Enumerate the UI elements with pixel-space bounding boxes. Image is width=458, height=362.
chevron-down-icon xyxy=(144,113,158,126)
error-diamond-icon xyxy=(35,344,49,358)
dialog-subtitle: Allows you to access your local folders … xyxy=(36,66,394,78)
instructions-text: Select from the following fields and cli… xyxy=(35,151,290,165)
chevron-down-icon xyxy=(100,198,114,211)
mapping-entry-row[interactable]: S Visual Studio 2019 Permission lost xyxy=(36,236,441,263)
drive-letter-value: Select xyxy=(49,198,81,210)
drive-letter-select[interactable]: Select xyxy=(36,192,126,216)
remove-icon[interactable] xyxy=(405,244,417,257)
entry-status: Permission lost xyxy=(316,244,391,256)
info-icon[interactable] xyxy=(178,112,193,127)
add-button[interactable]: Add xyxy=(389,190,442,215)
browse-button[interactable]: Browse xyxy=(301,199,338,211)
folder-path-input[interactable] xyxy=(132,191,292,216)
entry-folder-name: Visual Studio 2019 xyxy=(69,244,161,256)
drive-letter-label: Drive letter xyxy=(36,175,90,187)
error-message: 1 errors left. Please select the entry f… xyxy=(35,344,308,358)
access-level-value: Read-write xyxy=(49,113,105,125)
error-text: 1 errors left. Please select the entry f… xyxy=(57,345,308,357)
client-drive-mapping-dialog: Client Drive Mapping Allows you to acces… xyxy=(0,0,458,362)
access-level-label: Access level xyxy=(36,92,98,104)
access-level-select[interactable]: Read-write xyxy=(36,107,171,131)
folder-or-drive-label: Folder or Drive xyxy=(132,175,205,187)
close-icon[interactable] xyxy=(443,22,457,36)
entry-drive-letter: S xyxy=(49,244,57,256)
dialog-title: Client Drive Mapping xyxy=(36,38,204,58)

### DIRECTION
Could you swap "Permission lost" for "Access denied" everywhere it appears in the records above and give back all the lines with nothing else changed?

### FINAL ANSWER
Enumerate the UI elements with pixel-space bounding boxes. Image is width=458, height=362.
chevron-down-icon xyxy=(144,113,158,126)
error-diamond-icon xyxy=(35,344,49,358)
dialog-subtitle: Allows you to access your local folders … xyxy=(36,66,394,78)
instructions-text: Select from the following fields and cli… xyxy=(35,151,290,165)
chevron-down-icon xyxy=(100,198,114,211)
mapping-entry-row[interactable]: S Visual Studio 2019 Access denied xyxy=(36,236,441,263)
drive-letter-value: Select xyxy=(49,198,81,210)
drive-letter-select[interactable]: Select xyxy=(36,192,126,216)
remove-icon[interactable] xyxy=(405,244,417,257)
entry-status: Access denied xyxy=(316,244,391,256)
info-icon[interactable] xyxy=(178,112,193,127)
add-button[interactable]: Add xyxy=(389,190,442,215)
browse-button[interactable]: Browse xyxy=(301,199,338,211)
folder-path-input[interactable] xyxy=(132,191,292,216)
entry-folder-name: Visual Studio 2019 xyxy=(69,244,161,256)
drive-letter-label: Drive letter xyxy=(36,175,90,187)
error-message: 1 errors left. Please select the entry f… xyxy=(35,344,308,358)
access-level-value: Read-write xyxy=(49,113,105,125)
error-text: 1 errors left. Please select the entry f… xyxy=(57,345,308,357)
client-drive-mapping-dialog: Client Drive Mapping Allows you to acces… xyxy=(0,0,458,362)
access-level-label: Access level xyxy=(36,92,98,104)
access-level-select[interactable]: Read-write xyxy=(36,107,171,131)
folder-or-drive-label: Folder or Drive xyxy=(132,175,205,187)
close-icon[interactable] xyxy=(443,22,457,36)
entry-drive-letter: S xyxy=(49,244,57,256)
dialog-title: Client Drive Mapping xyxy=(36,38,204,58)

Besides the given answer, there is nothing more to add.